(Dataset extract Opens)
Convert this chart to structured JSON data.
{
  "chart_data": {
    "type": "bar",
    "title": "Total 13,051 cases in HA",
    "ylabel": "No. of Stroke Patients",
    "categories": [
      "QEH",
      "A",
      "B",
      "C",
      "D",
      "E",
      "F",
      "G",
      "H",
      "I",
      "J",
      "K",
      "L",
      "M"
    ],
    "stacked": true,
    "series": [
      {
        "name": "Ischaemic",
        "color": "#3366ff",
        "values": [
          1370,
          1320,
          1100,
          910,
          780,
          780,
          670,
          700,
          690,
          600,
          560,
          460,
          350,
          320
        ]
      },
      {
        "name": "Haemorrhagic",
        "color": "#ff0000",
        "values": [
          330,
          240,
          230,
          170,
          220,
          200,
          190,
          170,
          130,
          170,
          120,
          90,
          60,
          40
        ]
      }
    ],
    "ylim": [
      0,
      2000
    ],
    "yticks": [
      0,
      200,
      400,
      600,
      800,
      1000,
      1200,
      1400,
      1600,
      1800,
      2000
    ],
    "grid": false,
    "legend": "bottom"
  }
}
(Dataset extract Closes)
(Dataset extract Opens)
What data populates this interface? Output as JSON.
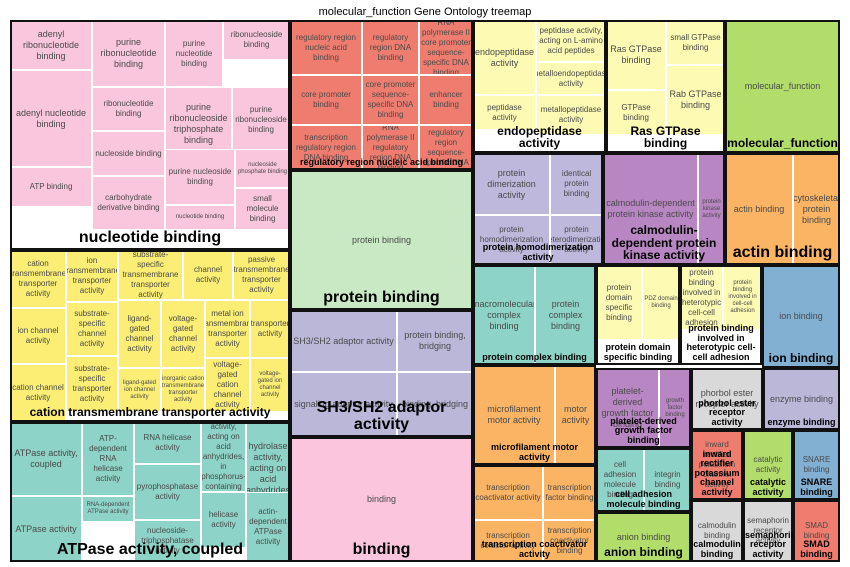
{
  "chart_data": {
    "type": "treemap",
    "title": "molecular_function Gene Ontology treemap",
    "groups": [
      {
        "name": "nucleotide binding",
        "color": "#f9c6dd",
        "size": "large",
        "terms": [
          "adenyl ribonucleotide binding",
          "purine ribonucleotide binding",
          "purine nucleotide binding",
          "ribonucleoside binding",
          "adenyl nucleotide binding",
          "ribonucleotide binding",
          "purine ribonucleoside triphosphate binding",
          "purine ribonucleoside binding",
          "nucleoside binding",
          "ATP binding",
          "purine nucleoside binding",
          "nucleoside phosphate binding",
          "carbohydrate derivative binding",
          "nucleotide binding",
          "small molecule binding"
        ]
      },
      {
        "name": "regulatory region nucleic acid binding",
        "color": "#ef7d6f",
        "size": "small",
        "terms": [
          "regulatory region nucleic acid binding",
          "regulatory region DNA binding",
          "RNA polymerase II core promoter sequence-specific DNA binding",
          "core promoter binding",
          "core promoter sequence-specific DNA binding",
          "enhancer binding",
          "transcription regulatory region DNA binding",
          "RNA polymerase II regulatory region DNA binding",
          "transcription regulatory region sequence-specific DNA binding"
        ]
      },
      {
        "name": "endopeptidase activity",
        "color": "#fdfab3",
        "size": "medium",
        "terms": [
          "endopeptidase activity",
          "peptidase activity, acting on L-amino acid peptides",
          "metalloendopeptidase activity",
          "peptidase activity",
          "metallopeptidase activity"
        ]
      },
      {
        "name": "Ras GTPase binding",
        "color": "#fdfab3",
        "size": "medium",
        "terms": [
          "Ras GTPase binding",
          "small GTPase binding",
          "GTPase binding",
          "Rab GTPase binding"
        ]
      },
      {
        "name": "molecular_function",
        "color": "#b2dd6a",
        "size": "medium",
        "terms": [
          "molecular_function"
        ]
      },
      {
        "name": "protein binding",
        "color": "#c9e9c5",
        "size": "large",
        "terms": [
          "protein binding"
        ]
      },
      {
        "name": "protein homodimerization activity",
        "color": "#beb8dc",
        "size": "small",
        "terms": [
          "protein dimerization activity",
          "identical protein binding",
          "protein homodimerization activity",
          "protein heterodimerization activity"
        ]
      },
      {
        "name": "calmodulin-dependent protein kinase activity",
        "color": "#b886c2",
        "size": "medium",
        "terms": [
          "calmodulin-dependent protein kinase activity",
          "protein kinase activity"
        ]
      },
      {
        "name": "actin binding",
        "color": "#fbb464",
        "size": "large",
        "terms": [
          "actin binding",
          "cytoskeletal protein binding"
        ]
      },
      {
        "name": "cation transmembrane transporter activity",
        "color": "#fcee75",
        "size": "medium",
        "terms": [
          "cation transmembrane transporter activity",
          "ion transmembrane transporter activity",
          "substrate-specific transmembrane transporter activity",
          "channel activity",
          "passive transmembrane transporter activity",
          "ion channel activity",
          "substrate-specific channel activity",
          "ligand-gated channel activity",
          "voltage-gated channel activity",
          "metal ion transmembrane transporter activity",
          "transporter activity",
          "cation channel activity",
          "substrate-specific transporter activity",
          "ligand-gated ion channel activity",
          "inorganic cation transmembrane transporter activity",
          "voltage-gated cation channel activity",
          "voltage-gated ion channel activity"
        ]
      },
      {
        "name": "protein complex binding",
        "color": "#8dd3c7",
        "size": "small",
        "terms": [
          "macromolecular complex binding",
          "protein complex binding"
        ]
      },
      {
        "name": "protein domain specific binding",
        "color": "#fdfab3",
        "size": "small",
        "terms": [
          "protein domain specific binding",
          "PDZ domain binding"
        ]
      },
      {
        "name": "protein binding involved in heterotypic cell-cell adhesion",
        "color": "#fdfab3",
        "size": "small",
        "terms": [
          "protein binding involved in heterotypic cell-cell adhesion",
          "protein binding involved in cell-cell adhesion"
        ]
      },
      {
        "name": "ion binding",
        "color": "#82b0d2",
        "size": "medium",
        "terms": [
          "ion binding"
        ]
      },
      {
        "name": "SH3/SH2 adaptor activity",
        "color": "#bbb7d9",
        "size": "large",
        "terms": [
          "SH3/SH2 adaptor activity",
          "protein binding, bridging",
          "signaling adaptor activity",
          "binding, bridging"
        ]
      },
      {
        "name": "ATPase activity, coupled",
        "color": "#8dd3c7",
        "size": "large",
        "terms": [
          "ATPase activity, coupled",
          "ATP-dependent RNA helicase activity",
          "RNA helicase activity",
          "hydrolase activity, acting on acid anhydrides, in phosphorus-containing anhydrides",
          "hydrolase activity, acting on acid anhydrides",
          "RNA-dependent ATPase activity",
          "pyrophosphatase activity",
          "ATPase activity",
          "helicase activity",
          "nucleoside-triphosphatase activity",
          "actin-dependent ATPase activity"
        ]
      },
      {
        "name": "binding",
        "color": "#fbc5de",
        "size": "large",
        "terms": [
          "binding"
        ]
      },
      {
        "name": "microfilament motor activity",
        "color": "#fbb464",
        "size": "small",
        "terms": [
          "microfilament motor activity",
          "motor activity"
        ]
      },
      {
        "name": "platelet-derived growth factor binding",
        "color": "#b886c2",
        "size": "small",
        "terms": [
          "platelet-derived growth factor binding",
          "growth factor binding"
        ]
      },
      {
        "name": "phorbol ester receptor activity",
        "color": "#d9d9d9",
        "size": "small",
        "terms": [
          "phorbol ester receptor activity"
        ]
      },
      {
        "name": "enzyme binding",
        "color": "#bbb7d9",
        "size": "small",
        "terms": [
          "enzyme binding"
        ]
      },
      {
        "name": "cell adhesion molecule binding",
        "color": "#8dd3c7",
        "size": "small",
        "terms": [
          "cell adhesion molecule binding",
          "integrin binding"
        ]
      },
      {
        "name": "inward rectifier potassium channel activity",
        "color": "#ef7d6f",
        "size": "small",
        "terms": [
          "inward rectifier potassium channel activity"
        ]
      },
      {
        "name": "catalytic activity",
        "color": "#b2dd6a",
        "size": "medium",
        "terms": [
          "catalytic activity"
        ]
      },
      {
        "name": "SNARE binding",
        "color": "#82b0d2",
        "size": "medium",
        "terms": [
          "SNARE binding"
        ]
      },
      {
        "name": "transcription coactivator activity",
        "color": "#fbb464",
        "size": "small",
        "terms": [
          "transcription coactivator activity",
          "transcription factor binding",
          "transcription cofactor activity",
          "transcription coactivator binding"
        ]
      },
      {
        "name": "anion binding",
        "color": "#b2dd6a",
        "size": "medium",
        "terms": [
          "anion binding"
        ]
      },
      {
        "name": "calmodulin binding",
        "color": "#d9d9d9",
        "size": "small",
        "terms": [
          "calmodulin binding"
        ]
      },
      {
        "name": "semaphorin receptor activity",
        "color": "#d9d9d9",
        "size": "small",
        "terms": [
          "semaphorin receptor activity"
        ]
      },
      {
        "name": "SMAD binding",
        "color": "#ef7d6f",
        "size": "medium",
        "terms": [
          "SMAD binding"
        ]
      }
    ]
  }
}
(Dataset extract Closes)
Requirement: Provide the number of lines above containing "molecule" and nothing else.

Answer to the problem: 3